» **What is needed**
Determine how many lines in the data below contain "eller" and write only that number.

Extracts from a graphics dataset:
########

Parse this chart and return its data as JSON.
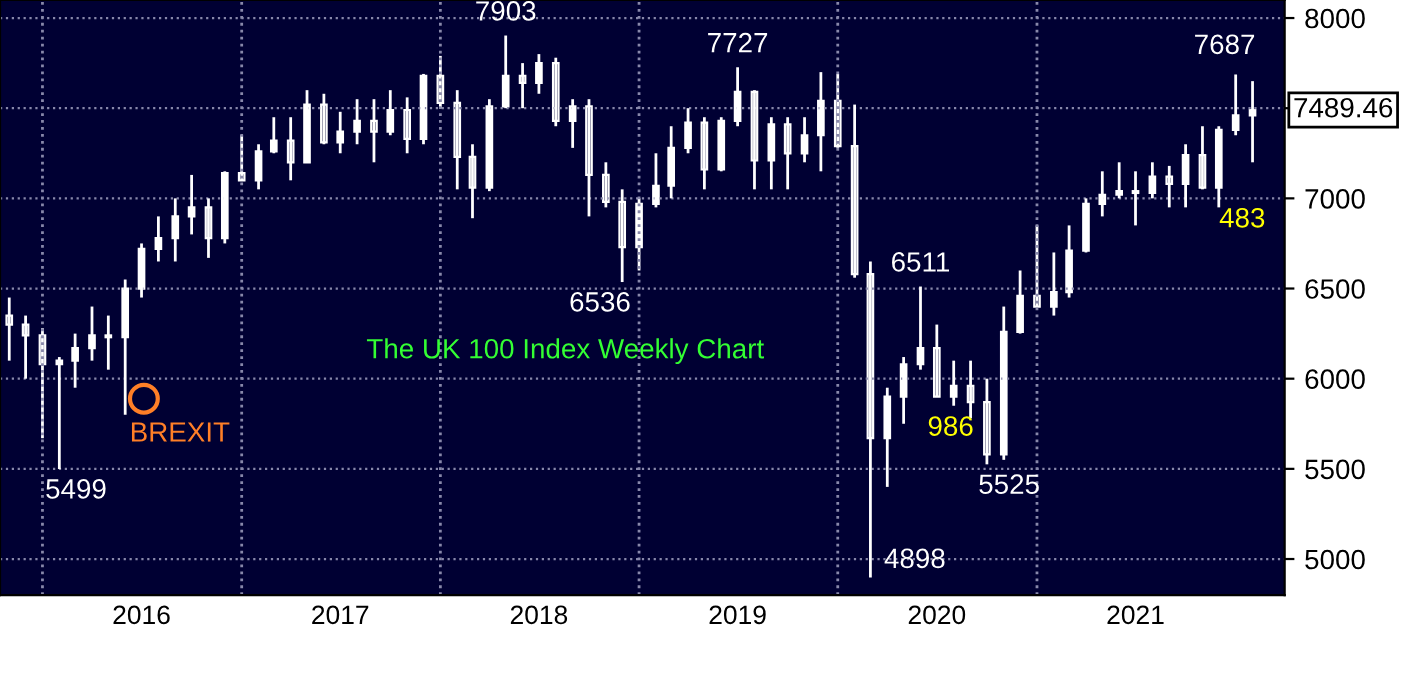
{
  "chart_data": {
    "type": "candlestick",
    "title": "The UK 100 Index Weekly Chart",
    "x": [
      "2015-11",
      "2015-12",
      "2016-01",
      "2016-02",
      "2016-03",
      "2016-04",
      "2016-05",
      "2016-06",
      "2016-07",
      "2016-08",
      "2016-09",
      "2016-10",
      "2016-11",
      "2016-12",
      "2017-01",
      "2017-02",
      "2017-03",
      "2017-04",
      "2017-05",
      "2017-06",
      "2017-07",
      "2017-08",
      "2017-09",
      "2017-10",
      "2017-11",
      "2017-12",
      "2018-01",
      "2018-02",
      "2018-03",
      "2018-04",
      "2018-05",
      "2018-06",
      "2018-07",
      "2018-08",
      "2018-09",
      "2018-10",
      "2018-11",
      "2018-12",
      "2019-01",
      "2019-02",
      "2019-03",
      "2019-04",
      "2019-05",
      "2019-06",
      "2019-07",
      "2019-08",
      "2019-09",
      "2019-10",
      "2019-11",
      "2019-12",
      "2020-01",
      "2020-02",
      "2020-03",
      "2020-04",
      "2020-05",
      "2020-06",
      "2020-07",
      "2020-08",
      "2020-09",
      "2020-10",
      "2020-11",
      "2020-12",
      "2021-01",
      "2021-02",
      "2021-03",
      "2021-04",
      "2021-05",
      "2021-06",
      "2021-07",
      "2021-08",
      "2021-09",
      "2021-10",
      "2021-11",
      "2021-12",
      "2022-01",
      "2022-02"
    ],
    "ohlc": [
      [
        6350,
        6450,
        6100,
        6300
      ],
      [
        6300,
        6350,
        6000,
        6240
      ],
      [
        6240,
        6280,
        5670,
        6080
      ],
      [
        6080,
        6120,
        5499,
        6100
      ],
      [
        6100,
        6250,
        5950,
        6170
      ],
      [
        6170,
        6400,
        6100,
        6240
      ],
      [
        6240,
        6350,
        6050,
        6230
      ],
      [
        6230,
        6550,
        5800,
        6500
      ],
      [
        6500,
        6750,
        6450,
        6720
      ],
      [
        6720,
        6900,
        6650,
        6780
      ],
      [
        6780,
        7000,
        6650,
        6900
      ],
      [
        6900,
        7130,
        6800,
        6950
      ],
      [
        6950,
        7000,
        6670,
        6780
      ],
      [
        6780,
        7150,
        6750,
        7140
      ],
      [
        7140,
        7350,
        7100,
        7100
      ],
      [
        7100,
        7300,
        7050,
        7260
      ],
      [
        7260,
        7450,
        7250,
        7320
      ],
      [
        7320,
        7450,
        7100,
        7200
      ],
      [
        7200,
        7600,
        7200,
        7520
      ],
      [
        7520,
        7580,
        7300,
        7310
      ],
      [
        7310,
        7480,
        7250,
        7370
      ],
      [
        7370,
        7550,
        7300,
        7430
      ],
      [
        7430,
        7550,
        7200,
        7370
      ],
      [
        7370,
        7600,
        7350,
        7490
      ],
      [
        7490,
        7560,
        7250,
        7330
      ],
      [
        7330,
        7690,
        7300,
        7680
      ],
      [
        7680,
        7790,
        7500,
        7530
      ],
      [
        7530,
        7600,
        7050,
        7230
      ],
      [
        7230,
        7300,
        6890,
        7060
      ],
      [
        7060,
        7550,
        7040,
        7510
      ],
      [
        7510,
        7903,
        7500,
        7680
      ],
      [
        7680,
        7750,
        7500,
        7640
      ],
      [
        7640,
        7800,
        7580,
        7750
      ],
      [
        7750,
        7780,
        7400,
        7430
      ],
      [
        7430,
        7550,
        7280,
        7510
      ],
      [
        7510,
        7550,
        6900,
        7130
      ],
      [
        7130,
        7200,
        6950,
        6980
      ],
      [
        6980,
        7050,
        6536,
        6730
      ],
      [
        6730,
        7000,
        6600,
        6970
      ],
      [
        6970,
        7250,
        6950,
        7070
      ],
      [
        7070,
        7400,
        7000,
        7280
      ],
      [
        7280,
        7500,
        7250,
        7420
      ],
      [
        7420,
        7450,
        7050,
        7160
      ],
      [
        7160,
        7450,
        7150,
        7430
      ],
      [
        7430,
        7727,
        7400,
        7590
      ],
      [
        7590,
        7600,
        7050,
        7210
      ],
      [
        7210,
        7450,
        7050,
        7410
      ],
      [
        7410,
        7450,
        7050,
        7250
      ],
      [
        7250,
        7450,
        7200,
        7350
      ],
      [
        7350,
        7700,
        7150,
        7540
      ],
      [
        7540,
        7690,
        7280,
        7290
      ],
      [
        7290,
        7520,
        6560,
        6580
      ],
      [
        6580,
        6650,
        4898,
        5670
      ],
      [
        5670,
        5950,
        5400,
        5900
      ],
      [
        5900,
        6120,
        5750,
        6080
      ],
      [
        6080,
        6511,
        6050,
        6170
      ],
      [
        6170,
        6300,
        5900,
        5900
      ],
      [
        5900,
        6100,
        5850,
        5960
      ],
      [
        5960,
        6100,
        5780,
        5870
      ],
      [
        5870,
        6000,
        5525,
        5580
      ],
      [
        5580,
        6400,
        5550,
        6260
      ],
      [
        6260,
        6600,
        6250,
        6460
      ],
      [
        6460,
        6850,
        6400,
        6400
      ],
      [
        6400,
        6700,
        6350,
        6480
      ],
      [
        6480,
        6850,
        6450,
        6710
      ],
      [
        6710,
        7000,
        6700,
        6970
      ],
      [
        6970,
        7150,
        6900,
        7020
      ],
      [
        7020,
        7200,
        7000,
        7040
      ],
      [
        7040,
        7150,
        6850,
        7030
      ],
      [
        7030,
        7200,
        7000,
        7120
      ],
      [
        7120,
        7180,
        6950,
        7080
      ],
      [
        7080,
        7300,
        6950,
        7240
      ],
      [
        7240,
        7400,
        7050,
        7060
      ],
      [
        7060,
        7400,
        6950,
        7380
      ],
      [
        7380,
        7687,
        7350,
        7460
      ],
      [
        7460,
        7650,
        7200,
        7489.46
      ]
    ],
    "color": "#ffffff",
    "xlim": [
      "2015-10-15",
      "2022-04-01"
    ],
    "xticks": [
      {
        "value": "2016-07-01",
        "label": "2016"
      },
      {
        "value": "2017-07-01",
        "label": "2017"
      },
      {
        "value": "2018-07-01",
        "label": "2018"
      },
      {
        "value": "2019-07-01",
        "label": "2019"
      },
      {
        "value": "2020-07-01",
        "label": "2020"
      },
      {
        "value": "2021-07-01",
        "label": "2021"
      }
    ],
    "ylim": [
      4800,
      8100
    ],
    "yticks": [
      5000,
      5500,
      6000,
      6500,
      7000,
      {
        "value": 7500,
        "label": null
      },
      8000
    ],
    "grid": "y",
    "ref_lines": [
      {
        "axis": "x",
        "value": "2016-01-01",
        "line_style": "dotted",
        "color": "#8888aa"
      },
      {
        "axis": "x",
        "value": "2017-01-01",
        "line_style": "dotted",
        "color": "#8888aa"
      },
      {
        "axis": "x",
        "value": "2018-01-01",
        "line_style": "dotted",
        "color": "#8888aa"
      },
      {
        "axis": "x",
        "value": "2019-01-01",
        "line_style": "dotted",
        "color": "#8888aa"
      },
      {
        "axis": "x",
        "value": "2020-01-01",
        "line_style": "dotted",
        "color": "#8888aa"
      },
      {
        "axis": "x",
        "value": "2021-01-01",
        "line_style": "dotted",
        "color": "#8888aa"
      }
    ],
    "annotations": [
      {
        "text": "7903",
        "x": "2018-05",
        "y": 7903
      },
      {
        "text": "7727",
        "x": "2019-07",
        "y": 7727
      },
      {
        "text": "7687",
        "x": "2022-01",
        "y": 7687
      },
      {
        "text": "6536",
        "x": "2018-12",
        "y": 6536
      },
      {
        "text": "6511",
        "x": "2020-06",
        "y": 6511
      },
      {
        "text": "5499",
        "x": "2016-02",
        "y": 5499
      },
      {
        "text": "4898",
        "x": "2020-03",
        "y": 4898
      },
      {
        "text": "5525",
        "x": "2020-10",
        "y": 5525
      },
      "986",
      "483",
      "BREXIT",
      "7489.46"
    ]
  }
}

########

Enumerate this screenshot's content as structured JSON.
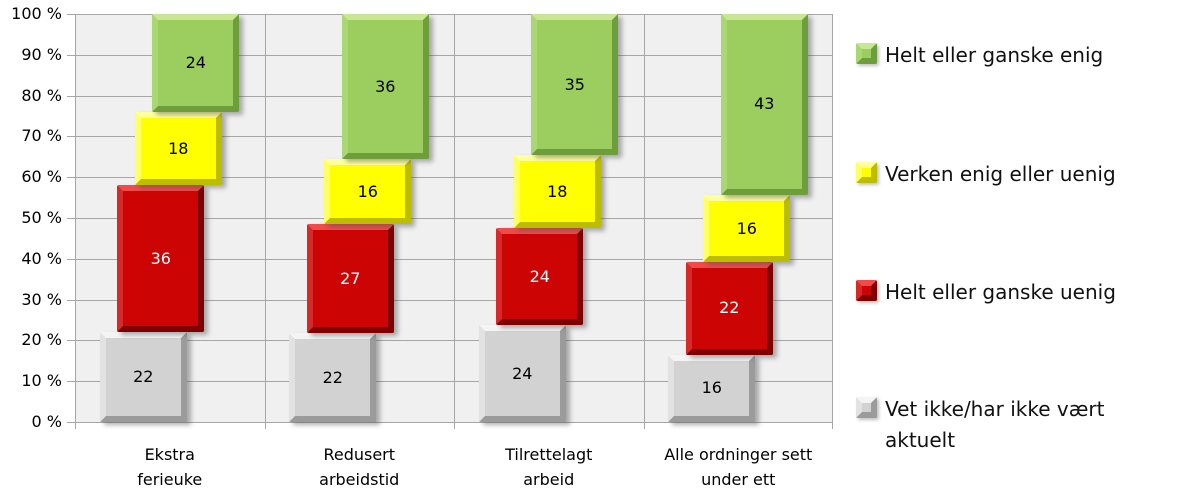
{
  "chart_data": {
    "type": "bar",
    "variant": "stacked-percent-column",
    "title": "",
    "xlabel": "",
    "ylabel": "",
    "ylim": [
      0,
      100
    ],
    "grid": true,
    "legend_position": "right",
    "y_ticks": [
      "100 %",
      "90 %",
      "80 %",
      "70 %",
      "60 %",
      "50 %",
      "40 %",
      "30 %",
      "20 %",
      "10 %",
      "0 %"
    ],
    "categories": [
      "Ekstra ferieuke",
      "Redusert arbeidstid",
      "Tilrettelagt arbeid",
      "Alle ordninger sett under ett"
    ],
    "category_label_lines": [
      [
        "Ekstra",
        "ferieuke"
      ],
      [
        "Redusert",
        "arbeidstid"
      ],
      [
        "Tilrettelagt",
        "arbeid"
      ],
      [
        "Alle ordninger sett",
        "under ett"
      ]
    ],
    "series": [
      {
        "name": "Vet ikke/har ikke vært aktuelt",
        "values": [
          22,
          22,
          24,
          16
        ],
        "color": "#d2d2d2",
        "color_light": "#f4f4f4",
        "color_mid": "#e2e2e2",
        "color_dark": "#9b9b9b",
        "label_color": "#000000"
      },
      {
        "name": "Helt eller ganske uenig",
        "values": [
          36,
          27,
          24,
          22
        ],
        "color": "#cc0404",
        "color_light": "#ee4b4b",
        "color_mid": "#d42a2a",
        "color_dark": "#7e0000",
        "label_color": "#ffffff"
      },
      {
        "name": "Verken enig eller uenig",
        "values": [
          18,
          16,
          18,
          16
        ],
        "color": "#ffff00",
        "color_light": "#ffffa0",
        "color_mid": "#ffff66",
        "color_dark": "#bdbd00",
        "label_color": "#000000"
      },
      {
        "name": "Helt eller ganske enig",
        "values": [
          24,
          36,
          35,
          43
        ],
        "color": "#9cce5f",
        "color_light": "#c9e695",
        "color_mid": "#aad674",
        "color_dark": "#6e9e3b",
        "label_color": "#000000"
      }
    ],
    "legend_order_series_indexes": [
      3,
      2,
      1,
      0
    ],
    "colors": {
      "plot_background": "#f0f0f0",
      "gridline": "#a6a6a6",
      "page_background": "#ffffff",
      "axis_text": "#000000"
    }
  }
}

########

» **Solved problem**
3